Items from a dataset
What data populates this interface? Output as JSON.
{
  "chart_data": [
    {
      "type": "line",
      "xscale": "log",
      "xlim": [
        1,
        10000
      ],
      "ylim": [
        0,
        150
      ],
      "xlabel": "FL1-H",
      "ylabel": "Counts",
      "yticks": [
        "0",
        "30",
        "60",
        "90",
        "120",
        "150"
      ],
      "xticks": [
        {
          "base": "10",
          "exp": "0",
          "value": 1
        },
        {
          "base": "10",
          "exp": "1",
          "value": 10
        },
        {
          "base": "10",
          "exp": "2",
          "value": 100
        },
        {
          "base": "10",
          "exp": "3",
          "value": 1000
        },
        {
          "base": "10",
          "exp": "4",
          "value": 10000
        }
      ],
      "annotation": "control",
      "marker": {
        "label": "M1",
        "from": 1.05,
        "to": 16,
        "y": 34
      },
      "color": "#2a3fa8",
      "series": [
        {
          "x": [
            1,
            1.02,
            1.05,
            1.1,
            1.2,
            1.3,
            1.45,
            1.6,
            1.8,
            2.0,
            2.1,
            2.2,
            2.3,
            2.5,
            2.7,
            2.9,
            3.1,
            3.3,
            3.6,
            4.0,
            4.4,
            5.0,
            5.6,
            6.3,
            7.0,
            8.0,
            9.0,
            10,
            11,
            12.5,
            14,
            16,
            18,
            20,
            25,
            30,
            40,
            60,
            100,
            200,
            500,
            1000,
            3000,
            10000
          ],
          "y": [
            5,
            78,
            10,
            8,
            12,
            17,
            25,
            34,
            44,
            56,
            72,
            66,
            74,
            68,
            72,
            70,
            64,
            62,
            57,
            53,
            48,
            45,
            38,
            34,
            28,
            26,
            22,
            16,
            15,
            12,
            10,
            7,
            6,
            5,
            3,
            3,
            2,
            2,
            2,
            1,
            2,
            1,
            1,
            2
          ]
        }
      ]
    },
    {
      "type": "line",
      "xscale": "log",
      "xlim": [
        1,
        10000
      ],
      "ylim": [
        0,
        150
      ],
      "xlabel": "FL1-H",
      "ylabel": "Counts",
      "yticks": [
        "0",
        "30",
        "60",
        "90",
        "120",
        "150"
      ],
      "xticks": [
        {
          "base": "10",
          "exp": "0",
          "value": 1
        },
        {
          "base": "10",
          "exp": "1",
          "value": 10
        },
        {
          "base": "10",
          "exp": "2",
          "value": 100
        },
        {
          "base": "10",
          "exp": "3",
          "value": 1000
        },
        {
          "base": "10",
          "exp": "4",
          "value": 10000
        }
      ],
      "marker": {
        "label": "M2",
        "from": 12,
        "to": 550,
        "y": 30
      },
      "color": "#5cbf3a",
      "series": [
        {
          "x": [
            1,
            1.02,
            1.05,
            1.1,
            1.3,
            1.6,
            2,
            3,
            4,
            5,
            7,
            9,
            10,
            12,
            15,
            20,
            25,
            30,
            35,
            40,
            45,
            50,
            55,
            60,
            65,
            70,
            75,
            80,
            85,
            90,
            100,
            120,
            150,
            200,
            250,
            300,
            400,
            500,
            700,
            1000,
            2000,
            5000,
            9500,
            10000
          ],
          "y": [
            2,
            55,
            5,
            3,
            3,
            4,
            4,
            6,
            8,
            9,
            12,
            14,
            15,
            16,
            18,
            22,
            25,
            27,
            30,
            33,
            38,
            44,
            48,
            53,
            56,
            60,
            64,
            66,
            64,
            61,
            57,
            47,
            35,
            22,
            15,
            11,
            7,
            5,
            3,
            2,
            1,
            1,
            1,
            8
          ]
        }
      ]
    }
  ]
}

WHAT NEEDS TO BE DONE — Repeat every entry exactly as written above.

THE OUTPUT —
What data populates this interface? Output as JSON.
{
  "chart_data": [
    {
      "type": "line",
      "xscale": "log",
      "xlim": [
        1,
        10000
      ],
      "ylim": [
        0,
        150
      ],
      "xlabel": "FL1-H",
      "ylabel": "Counts",
      "yticks": [
        "0",
        "30",
        "60",
        "90",
        "120",
        "150"
      ],
      "xticks": [
        {
          "base": "10",
          "exp": "0",
          "value": 1
        },
        {
          "base": "10",
          "exp": "1",
          "value": 10
        },
        {
          "base": "10",
          "exp": "2",
          "value": 100
        },
        {
          "base": "10",
          "exp": "3",
          "value": 1000
        },
        {
          "base": "10",
          "exp": "4",
          "value": 10000
        }
      ],
      "annotation": "control",
      "marker": {
        "label": "M1",
        "from": 1.05,
        "to": 16,
        "y": 34
      },
      "color": "#2a3fa8",
      "series": [
        {
          "x": [
            1,
            1.02,
            1.05,
            1.1,
            1.2,
            1.3,
            1.45,
            1.6,
            1.8,
            2.0,
            2.1,
            2.2,
            2.3,
            2.5,
            2.7,
            2.9,
            3.1,
            3.3,
            3.6,
            4.0,
            4.4,
            5.0,
            5.6,
            6.3,
            7.0,
            8.0,
            9.0,
            10,
            11,
            12.5,
            14,
            16,
            18,
            20,
            25,
            30,
            40,
            60,
            100,
            200,
            500,
            1000,
            3000,
            10000
          ],
          "y": [
            5,
            78,
            10,
            8,
            12,
            17,
            25,
            34,
            44,
            56,
            72,
            66,
            74,
            68,
            72,
            70,
            64,
            62,
            57,
            53,
            48,
            45,
            38,
            34,
            28,
            26,
            22,
            16,
            15,
            12,
            10,
            7,
            6,
            5,
            3,
            3,
            2,
            2,
            2,
            1,
            2,
            1,
            1,
            2
          ]
        }
      ]
    },
    {
      "type": "line",
      "xscale": "log",
      "xlim": [
        1,
        10000
      ],
      "ylim": [
        0,
        150
      ],
      "xlabel": "FL1-H",
      "ylabel": "Counts",
      "yticks": [
        "0",
        "30",
        "60",
        "90",
        "120",
        "150"
      ],
      "xticks": [
        {
          "base": "10",
          "exp": "0",
          "value": 1
        },
        {
          "base": "10",
          "exp": "1",
          "value": 10
        },
        {
          "base": "10",
          "exp": "2",
          "value": 100
        },
        {
          "base": "10",
          "exp": "3",
          "value": 1000
        },
        {
          "base": "10",
          "exp": "4",
          "value": 10000
        }
      ],
      "marker": {
        "label": "M2",
        "from": 12,
        "to": 550,
        "y": 30
      },
      "color": "#5cbf3a",
      "series": [
        {
          "x": [
            1,
            1.02,
            1.05,
            1.1,
            1.3,
            1.6,
            2,
            3,
            4,
            5,
            7,
            9,
            10,
            12,
            15,
            20,
            25,
            30,
            35,
            40,
            45,
            50,
            55,
            60,
            65,
            70,
            75,
            80,
            85,
            90,
            100,
            120,
            150,
            200,
            250,
            300,
            400,
            500,
            700,
            1000,
            2000,
            5000,
            9500,
            10000
          ],
          "y": [
            2,
            55,
            5,
            3,
            3,
            4,
            4,
            6,
            8,
            9,
            12,
            14,
            15,
            16,
            18,
            22,
            25,
            27,
            30,
            33,
            38,
            44,
            48,
            53,
            56,
            60,
            64,
            66,
            64,
            61,
            57,
            47,
            35,
            22,
            15,
            11,
            7,
            5,
            3,
            2,
            1,
            1,
            1,
            8
          ]
        }
      ]
    }
  ]
}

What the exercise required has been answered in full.